» EXERCISE DATA:
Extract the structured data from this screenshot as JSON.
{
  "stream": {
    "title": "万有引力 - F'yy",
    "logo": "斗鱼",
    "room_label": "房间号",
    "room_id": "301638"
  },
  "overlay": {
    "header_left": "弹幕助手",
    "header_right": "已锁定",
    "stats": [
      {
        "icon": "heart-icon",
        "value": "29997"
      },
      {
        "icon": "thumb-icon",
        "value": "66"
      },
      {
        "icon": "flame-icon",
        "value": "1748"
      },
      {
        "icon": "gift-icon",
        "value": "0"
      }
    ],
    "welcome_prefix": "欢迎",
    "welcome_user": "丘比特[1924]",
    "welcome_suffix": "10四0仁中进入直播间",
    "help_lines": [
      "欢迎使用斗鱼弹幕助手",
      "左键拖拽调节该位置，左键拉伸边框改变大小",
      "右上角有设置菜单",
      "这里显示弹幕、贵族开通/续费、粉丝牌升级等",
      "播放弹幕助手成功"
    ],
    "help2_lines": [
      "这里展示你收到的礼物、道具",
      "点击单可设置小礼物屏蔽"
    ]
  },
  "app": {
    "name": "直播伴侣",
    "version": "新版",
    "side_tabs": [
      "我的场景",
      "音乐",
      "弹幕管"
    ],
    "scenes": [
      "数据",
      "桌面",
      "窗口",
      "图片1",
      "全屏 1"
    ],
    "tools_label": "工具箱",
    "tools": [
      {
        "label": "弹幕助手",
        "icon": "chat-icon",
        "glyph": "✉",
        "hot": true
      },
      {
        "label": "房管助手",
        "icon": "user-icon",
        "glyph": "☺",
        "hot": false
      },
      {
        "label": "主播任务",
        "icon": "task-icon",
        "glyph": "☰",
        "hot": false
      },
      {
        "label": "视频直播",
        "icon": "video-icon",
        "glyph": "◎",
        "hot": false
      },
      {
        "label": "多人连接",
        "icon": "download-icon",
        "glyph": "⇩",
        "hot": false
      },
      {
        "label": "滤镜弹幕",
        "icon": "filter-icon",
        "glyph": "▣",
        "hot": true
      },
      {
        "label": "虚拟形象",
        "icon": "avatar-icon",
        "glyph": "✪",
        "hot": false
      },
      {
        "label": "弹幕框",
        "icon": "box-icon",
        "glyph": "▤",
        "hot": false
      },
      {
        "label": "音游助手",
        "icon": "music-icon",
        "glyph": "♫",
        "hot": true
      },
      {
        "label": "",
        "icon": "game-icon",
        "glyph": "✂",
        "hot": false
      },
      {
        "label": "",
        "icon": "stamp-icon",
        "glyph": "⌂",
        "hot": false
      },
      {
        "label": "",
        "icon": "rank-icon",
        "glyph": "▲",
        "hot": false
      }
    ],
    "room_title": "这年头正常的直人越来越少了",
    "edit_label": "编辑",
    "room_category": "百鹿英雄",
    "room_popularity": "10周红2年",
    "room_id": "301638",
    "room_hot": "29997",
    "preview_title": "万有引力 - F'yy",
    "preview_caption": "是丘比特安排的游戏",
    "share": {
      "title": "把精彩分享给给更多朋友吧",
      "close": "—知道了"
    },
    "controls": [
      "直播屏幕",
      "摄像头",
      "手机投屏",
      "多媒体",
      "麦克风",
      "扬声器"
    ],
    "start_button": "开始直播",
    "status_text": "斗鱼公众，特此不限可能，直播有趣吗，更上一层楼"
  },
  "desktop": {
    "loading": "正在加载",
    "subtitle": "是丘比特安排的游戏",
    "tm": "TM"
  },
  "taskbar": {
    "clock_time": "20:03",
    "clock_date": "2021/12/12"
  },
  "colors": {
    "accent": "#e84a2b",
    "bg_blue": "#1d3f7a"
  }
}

» TO DO:
Your task is to return the full listing exactly as it was given.

» REPLY:
Extract the structured data from this screenshot as JSON.
{
  "stream": {
    "title": "万有引力 - F'yy",
    "logo": "斗鱼",
    "room_label": "房间号",
    "room_id": "301638"
  },
  "overlay": {
    "header_left": "弹幕助手",
    "header_right": "已锁定",
    "stats": [
      {
        "icon": "heart-icon",
        "value": "29997"
      },
      {
        "icon": "thumb-icon",
        "value": "66"
      },
      {
        "icon": "flame-icon",
        "value": "1748"
      },
      {
        "icon": "gift-icon",
        "value": "0"
      }
    ],
    "welcome_prefix": "欢迎",
    "welcome_user": "丘比特[1924]",
    "welcome_suffix": "10四0仁中进入直播间",
    "help_lines": [
      "欢迎使用斗鱼弹幕助手",
      "左键拖拽调节该位置，左键拉伸边框改变大小",
      "右上角有设置菜单",
      "这里显示弹幕、贵族开通/续费、粉丝牌升级等",
      "播放弹幕助手成功"
    ],
    "help2_lines": [
      "这里展示你收到的礼物、道具",
      "点击单可设置小礼物屏蔽"
    ]
  },
  "app": {
    "name": "直播伴侣",
    "version": "新版",
    "side_tabs": [
      "我的场景",
      "音乐",
      "弹幕管"
    ],
    "scenes": [
      "数据",
      "桌面",
      "窗口",
      "图片1",
      "全屏 1"
    ],
    "tools_label": "工具箱",
    "tools": [
      {
        "label": "弹幕助手",
        "icon": "chat-icon",
        "glyph": "✉",
        "hot": true
      },
      {
        "label": "房管助手",
        "icon": "user-icon",
        "glyph": "☺",
        "hot": false
      },
      {
        "label": "主播任务",
        "icon": "task-icon",
        "glyph": "☰",
        "hot": false
      },
      {
        "label": "视频直播",
        "icon": "video-icon",
        "glyph": "◎",
        "hot": false
      },
      {
        "label": "多人连接",
        "icon": "download-icon",
        "glyph": "⇩",
        "hot": false
      },
      {
        "label": "滤镜弹幕",
        "icon": "filter-icon",
        "glyph": "▣",
        "hot": true
      },
      {
        "label": "虚拟形象",
        "icon": "avatar-icon",
        "glyph": "✪",
        "hot": false
      },
      {
        "label": "弹幕框",
        "icon": "box-icon",
        "glyph": "▤",
        "hot": false
      },
      {
        "label": "音游助手",
        "icon": "music-icon",
        "glyph": "♫",
        "hot": true
      },
      {
        "label": "",
        "icon": "game-icon",
        "glyph": "✂",
        "hot": false
      },
      {
        "label": "",
        "icon": "stamp-icon",
        "glyph": "⌂",
        "hot": false
      },
      {
        "label": "",
        "icon": "rank-icon",
        "glyph": "▲",
        "hot": false
      }
    ],
    "room_title": "这年头正常的直人越来越少了",
    "edit_label": "编辑",
    "room_category": "百鹿英雄",
    "room_popularity": "10周红2年",
    "room_id": "301638",
    "room_hot": "29997",
    "preview_title": "万有引力 - F'yy",
    "preview_caption": "是丘比特安排的游戏",
    "share": {
      "title": "把精彩分享给给更多朋友吧",
      "close": "—知道了"
    },
    "controls": [
      "直播屏幕",
      "摄像头",
      "手机投屏",
      "多媒体",
      "麦克风",
      "扬声器"
    ],
    "start_button": "开始直播",
    "status_text": "斗鱼公众，特此不限可能，直播有趣吗，更上一层楼"
  },
  "desktop": {
    "loading": "正在加载",
    "subtitle": "是丘比特安排的游戏",
    "tm": "TM"
  },
  "taskbar": {
    "clock_time": "20:03",
    "clock_date": "2021/12/12"
  },
  "colors": {
    "accent": "#e84a2b",
    "bg_blue": "#1d3f7a"
  }
}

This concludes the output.